------ EXTRACTED DATA ------

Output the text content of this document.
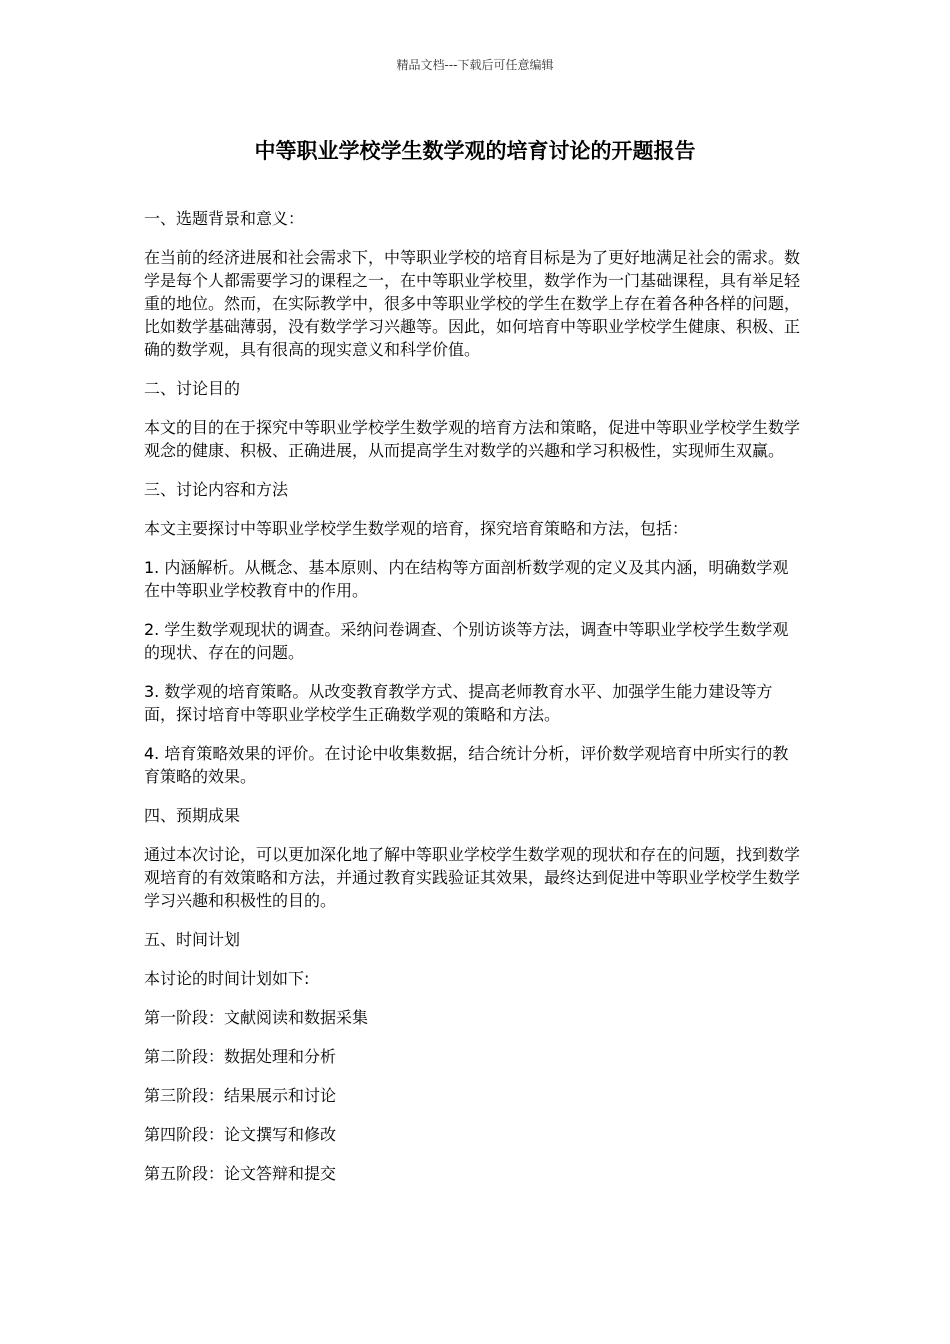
精品文档---下载后可任意编辑
中等职业学校学生数学观的培育讨论的开题报告

一、选题背景和意义：

在当前的经济进展和社会需求下，中等职业学校的培育目标是为了更好地满足社会的需求。数学是每个人都需要学习的课程之一，在中等职业学校里，数学作为一门基础课程，具有举足轻重的地位。然而，在实际教学中，很多中等职业学校的学生在数学上存在着各种各样的问题，比如数学基础薄弱，没有数学学习兴趣等。因此，如何培育中等职业学校学生健康、积极、正确的数学观，具有很高的现实意义和科学价值。

二、讨论目的

本文的目的在于探究中等职业学校学生数学观的培育方法和策略，促进中等职业学校学生数学观念的健康、积极、正确进展，从而提高学生对数学的兴趣和学习积极性，实现师生双赢。

三、讨论内容和方法

本文主要探讨中等职业学校学生数学观的培育，探究培育策略和方法，包括：

1. 内涵解析。从概念、基本原则、内在结构等方面剖析数学观的定义及其内涵，明确数学观在中等职业学校教育中的作用。

2. 学生数学观现状的调查。采纳问卷调查、个别访谈等方法，调查中等职业学校学生数学观的现状、存在的问题。

3. 数学观的培育策略。从改变教育教学方式、提高老师教育水平、加强学生能力建设等方面，探讨培育中等职业学校学生正确数学观的策略和方法。

4. 培育策略效果的评价。在讨论中收集数据，结合统计分析，评价数学观培育中所实行的教育策略的效果。

四、预期成果

通过本次讨论，可以更加深化地了解中等职业学校学生数学观的现状和存在的问题，找到数学观培育的有效策略和方法，并通过教育实践验证其效果，最终达到促进中等职业学校学生数学学习兴趣和积极性的目的。

五、时间计划

本讨论的时间计划如下:

第一阶段：文献阅读和数据采集

第二阶段：数据处理和分析

第三阶段：结果展示和讨论

第四阶段：论文撰写和修改

第五阶段：论文答辩和提交
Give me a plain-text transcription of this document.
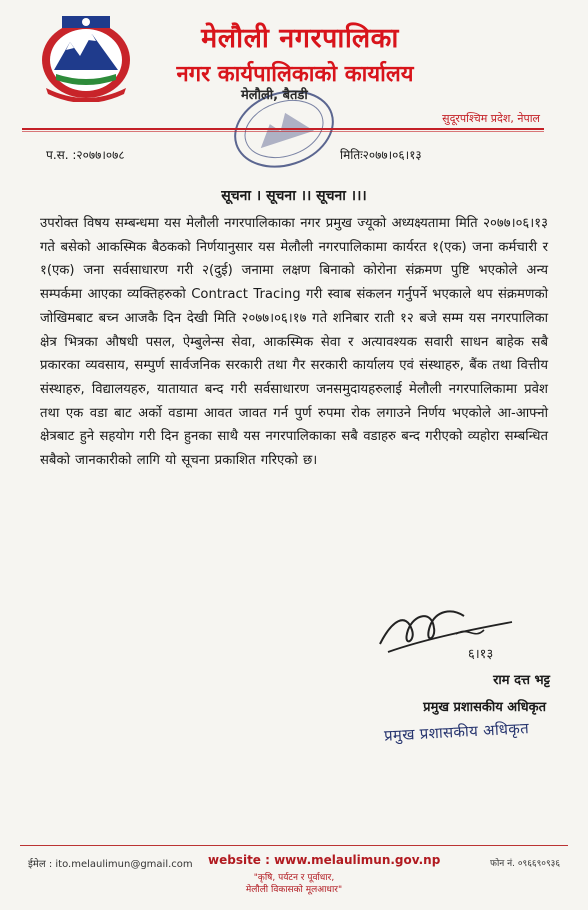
मेलौली नगरपालिका
नगर कार्यपालिकाको कार्यालय
मेलौली, बैतडी
सुदूरपश्चिम प्रदेश, नेपाल
प.स. :२०७७।०७८	मितिः२०७७।०६।१३
सूचना । सूचना ।। सूचना ।।।
उपरोक्त विषय सम्बन्धमा यस मेलौली नगरपालिकाका नगर प्रमुख ज्यूको अध्यक्ष्यतामा मिति २०७७।०६।१३ गते बसेको आकस्मिक बैठकको निर्णयानुसार यस मेलौली नगरपालिकामा कार्यरत १(एक) जना कर्मचारी र १(एक) जना सर्वसाधारण गरी २(दुई) जनामा लक्षण बिनाको कोरोना संक्रमण पुष्टि भएकोले अन्य सम्पर्कमा आएका व्यक्तिहरुको Contract Tracing गरी स्वाब संकलन गर्नुपर्ने भएकाले थप संक्रमणको जोखिमबाट बच्न आजकै दिन देखी मिति २०७७।०६।१७ गते शनिबार राती १२ बजे सम्म यस नगरपालिका क्षेत्र भित्रका औषधी पसल, ऐम्बुलेन्स सेवा, आकस्मिक सेवा र अत्यावश्यक सवारी साधन बाहेक सबै प्रकारका व्यवसाय, सम्पुर्ण सार्वजनिक सरकारी तथा गैर सरकारी कार्यालय एवं संस्थाहरु, बैंक तथा वित्तीय संस्थाहरु, विद्यालयहरु, यातायात बन्द गरी सर्वसाधारण जनसमुदायहरुलाई मेलौली नगरपालिकामा प्रवेश तथा एक वडा बाट अर्को वडामा आवत जावत गर्न पुर्ण रुपमा रोक लगाउने निर्णय भएकोले आ-आफ्नो क्षेत्रबाट हुने सहयोग गरी दिन हुनका साथै यस नगरपालिकाका सबै वडाहरु बन्द गरीएको व्यहोरा सम्बन्धित सबैको जानकारीको लागि यो सूचना प्रकाशित गरिएको छ।
६।१३
राम दत्त भट्ट
प्रमुख प्रशासकीय अधिकृत
प्रमुख प्रशासकीय अधिकृत
ईमेल : ito.melaulimun@gmail.com website : www.melaulimun.gov.np	फोन नं. ०९६६९०९३६
"कृषि, पर्यटन र पूर्वाधार,
मेलौली विकासको मूलआधार"
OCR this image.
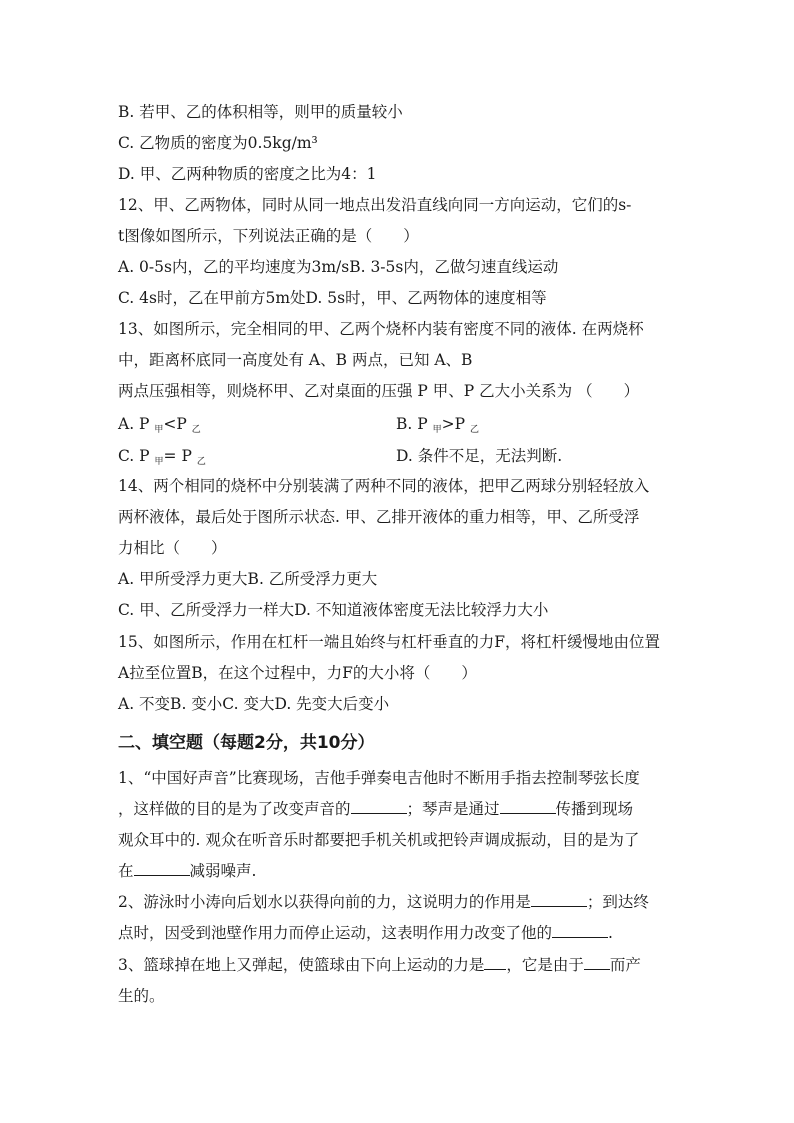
B. 若甲、乙的体积相等，则甲的质量较小
C. 乙物质的密度为0.5kg/m³
D. 甲、乙两种物质的密度之比为4：1
12、甲、乙两物体，同时从同一地点出发沿直线向同一方向运动，它们的s-
t图像如图所示，下列说法正确的是（　　）
A. 0-5s内，乙的平均速度为3m/sB. 3-5s内，乙做匀速直线运动
C. 4s时，乙在甲前方5m处D. 5s时，甲、乙两物体的速度相等
13、如图所示，完全相同的甲、乙两个烧杯内装有密度不同的液体. 在两烧杯
中，距离杯底同一高度处有 A、B 两点，已知 A、B
两点压强相等，则烧杯甲、乙对桌面的压强 P 甲、P 乙大小关系为 （　　）
A. P $_甲$<P $_乙$	B. P $_甲$>P $_乙$
C. P $_甲$= P $_乙$	D. 条件不足，无法判断.
14、两个相同的烧杯中分别装满了两种不同的液体，把甲乙两球分别轻轻放入
两杯液体，最后处于图所示状态. 甲、乙排开液体的重力相等，甲、乙所受浮
力相比（　　）
A. 甲所受浮力更大B. 乙所受浮力更大
C. 甲、乙所受浮力一样大D. 不知道液体密度无法比较浮力大小
15、如图所示，作用在杠杆一端且始终与杠杆垂直的力F，将杠杆缓慢地由位置
A拉至位置B，在这个过程中，力F的大小将（　　）
A. 不变B. 变小C. 变大D. 先变大后变小
二、填空题（每题2分，共10分）
1、“中国好声音”比赛现场，吉他手弹奏电吉他时不断用手指去控制琴弦长度
，这样做的目的是为了改变声音的	；琴声是通过	传播到现场
观众耳中的. 观众在听音乐时都要把手机关机或把铃声调成振动，目的是为了
在	减弱噪声.
2、游泳时小涛向后划水以获得向前的力，这说明力的作用是	；到达终
点时，因受到池壁作用力而停止运动，这表明作用力改变了他的	.
3、篮球掉在地上又弹起，使篮球由下向上运动的力是 ，它是由于 而产
生的。
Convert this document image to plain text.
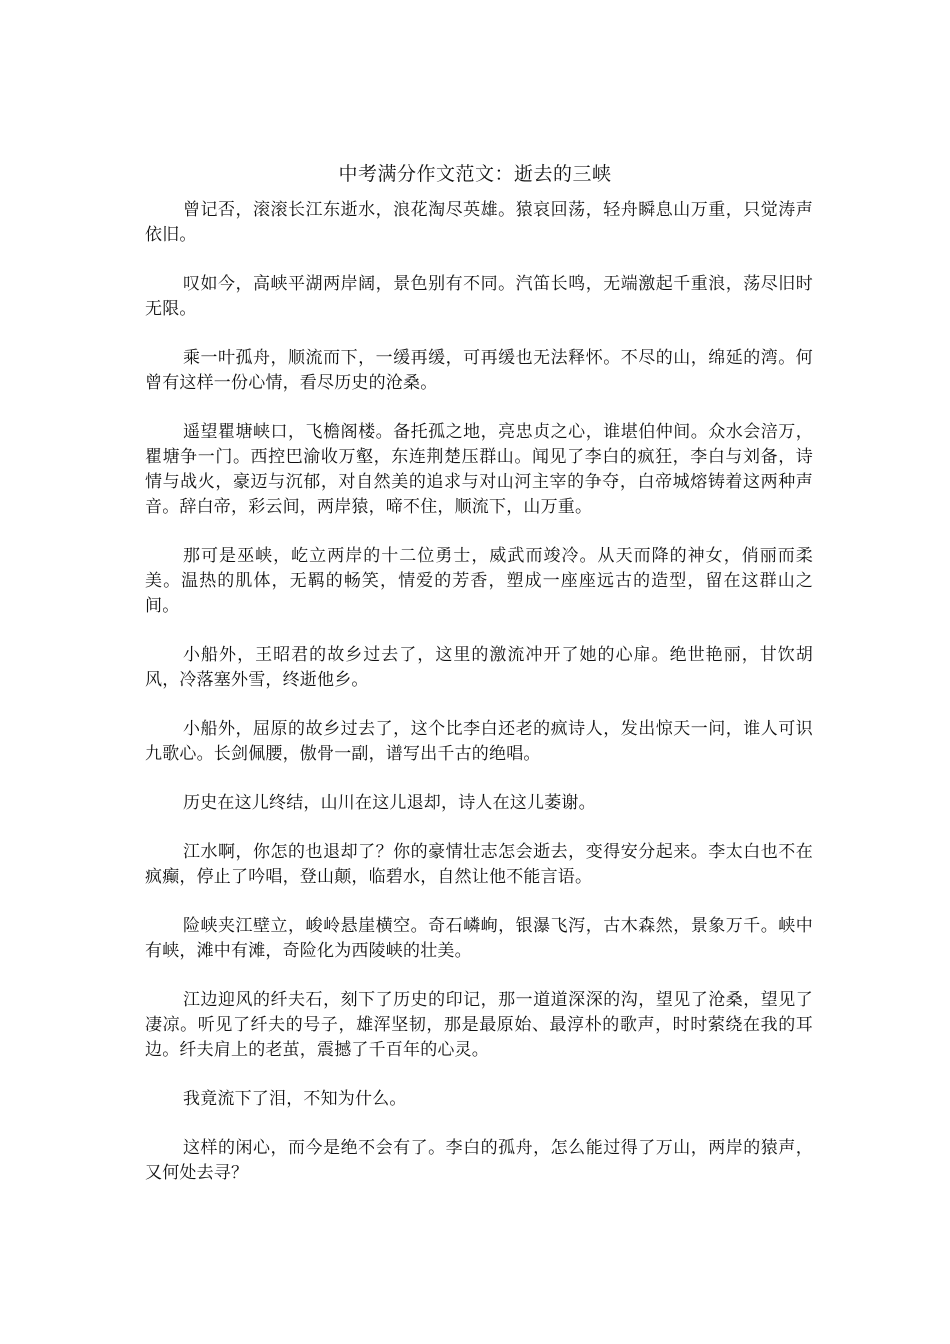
中考满分作文范文：逝去的三峡

曾记否，滚滚长江东逝水，浪花淘尽英雄。猿哀回荡，轻舟瞬息山万重，只觉涛声依旧。

叹如今，高峡平湖两岸阔，景色别有不同。汽笛长鸣，无端激起千重浪，荡尽旧时无限。

乘一叶孤舟，顺流而下，一缓再缓，可再缓也无法释怀。不尽的山，绵延的湾。何曾有这样一份心情，看尽历史的沧桑。

遥望瞿塘峡口，飞檐阁楼。备托孤之地，亮忠贞之心，谁堪伯仲间。众水会涪万，瞿塘争一门。西控巴渝收万壑，东连荆楚压群山。闻见了李白的疯狂，李白与刘备，诗情与战火，豪迈与沉郁，对自然美的追求与对山河主宰的争夺，白帝城熔铸着这两种声音。辞白帝，彩云间，两岸猿，啼不住，顺流下，山万重。

那可是巫峡，屹立两岸的十二位勇士，威武而竣冷。从天而降的神女，俏丽而柔美。温热的肌体，无羁的畅笑，情爱的芳香，塑成一座座远古的造型，留在这群山之间。

小船外，王昭君的故乡过去了，这里的激流冲开了她的心扉。绝世艳丽，甘饮胡风，冷落塞外雪，终逝他乡。

小船外，屈原的故乡过去了，这个比李白还老的疯诗人，发出惊天一问，谁人可识九歌心。长剑佩腰，傲骨一副，谱写出千古的绝唱。

历史在这儿终结，山川在这儿退却，诗人在这儿萎谢。

江水啊，你怎的也退却了？你的豪情壮志怎会逝去，变得安分起来。李太白也不在疯癫，停止了吟唱，登山颠，临碧水，自然让他不能言语。

险峡夹江壁立，峻岭悬崖横空。奇石嶙峋，银瀑飞泻，古木森然，景象万千。峡中有峡，滩中有滩，奇险化为西陵峡的壮美。

江边迎风的纤夫石，刻下了历史的印记，那一道道深深的沟，望见了沧桑，望见了凄凉。听见了纤夫的号子，雄浑坚韧，那是最原始、最淳朴的歌声，时时萦绕在我的耳边。纤夫肩上的老茧，震撼了千百年的心灵。

我竟流下了泪，不知为什么。

这样的闲心，而今是绝不会有了。李白的孤舟，怎么能过得了万山，两岸的猿声，又何处去寻？
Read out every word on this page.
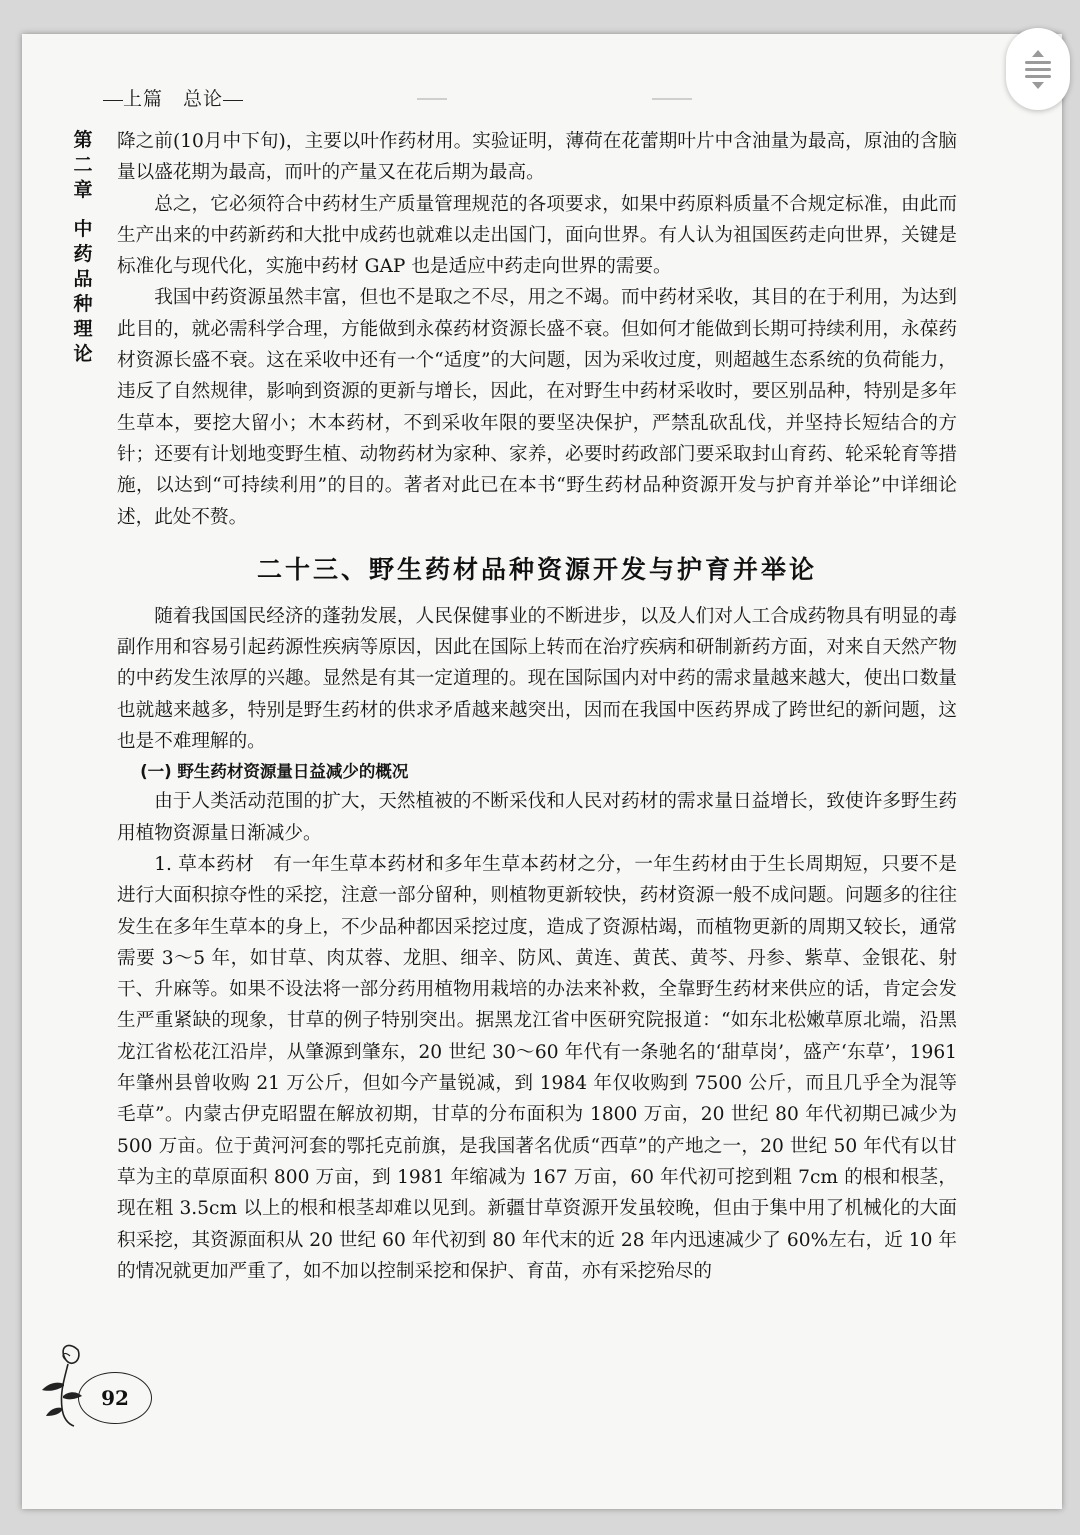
上篇　 总论
第
二
章
中
药
品
种
理
论

降之前(10月中下旬)，主要以叶作药材用。实验证明，薄荷在花蕾期叶片中含油量为最高，原油的含脑量以盛花期为最高，而叶的产量又在花后期为最高。

总之，它必须符合中药材生产质量管理规范的各项要求，如果中药原料质量不合规定标准，由此而生产出来的中药新药和大批中成药也就难以走出国门，面向世界。有人认为祖国医药走向世界，关键是标准化与现代化，实施中药材 GAP 也是适应中药走向世界的需要。

我国中药资源虽然丰富，但也不是取之不尽，用之不竭。而中药材采收，其目的在于利用，为达到此目的，就必需科学合理，方能做到永葆药材资源长盛不衰。但如何才能做到长期可持续利用，永葆药材资源长盛不衰。这在采收中还有一个“适度”的大问题，因为采收过度，则超越生态系统的负荷能力，违反了自然规律，影响到资源的更新与增长，因此，在对野生中药材采收时，要区别品种，特别是多年生草本，要挖大留小；木本药材，不到采收年限的要坚决保护，严禁乱砍乱伐，并坚持长短结合的方针；还要有计划地变野生植、动物药材为家种、家养，必要时药政部门要采取封山育药、轮采轮育等措施，以达到“可持续利用”的目的。著者对此已在本书“野生药材品种资源开发与护育并举论”中详细论述，此处不赘。

二十三、野生药材品种资源开发与护育并举论

随着我国国民经济的蓬勃发展，人民保健事业的不断进步，以及人们对人工合成药物具有明显的毒副作用和容易引起药源性疾病等原因，因此在国际上转而在治疗疾病和研制新药方面，对来自天然产物的中药发生浓厚的兴趣。显然是有其一定道理的。现在国际国内对中药的需求量越来越大，使出口数量也就越来越多，特别是野生药材的供求矛盾越来越突出，因而在我国中医药界成了跨世纪的新问题，这也是不难理解的。

(一) 野生药材资源量日益减少的概况

由于人类活动范围的扩大，天然植被的不断采伐和人民对药材的需求量日益增长，致使许多野生药用植物资源量日渐减少。

1. 草本药材　有一年生草本药材和多年生草本药材之分，一年生药材由于生长周期短，只要不是进行大面积掠夺性的采挖，注意一部分留种，则植物更新较快，药材资源一般不成问题。问题多的往往发生在多年生草本的身上，不少品种都因采挖过度，造成了资源枯竭，而植物更新的周期又较长，通常需要 3～5 年，如甘草、肉苁蓉、龙胆、细辛、防风、黄连、黄芪、黄芩、丹参、紫草、金银花、射干、升麻等。如果不设法将一部分药用植物用栽培的办法来补救，全靠野生药材来供应的话，肯定会发生严重紧缺的现象，甘草的例子特别突出。据黑龙江省中医研究院报道：“如东北松嫩草原北端，沿黑龙江省松花江沿岸，从肇源到肇东，20 世纪 30～60 年代有一条驰名的‘甜草岗’，盛产‘东草’，1961 年肇州县曾收购 21 万公斤，但如今产量锐减，到 1984 年仅收购到 7500 公斤，而且几乎全为混等毛草”。内蒙古伊克昭盟在解放初期，甘草的分布面积为 1800 万亩，20 世纪 80 年代初期已减少为 500 万亩。位于黄河河套的鄂托克前旗，是我国著名优质“西草”的产地之一，20 世纪 50 年代有以甘草为主的草原面积 800 万亩，到 1981 年缩减为 167 万亩，60 年代初可挖到粗 7cm 的根和根茎，现在粗 3.5cm 以上的根和根茎却难以见到。新疆甘草资源开发虽较晚，但由于集中用了机械化的大面积采挖，其资源面积从 20 世纪 60 年代初到 80 年代末的近 28 年内迅速减少了 60%左右，近 10 年的情况就更加严重了，如不加以控制采挖和保护、育苗，亦有采挖殆尽的

92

------

• [TASK INSTRUCTIONS] Count the lines in the entries above that include the string "this", then give only that figure.

• [TASK ANSWER] 5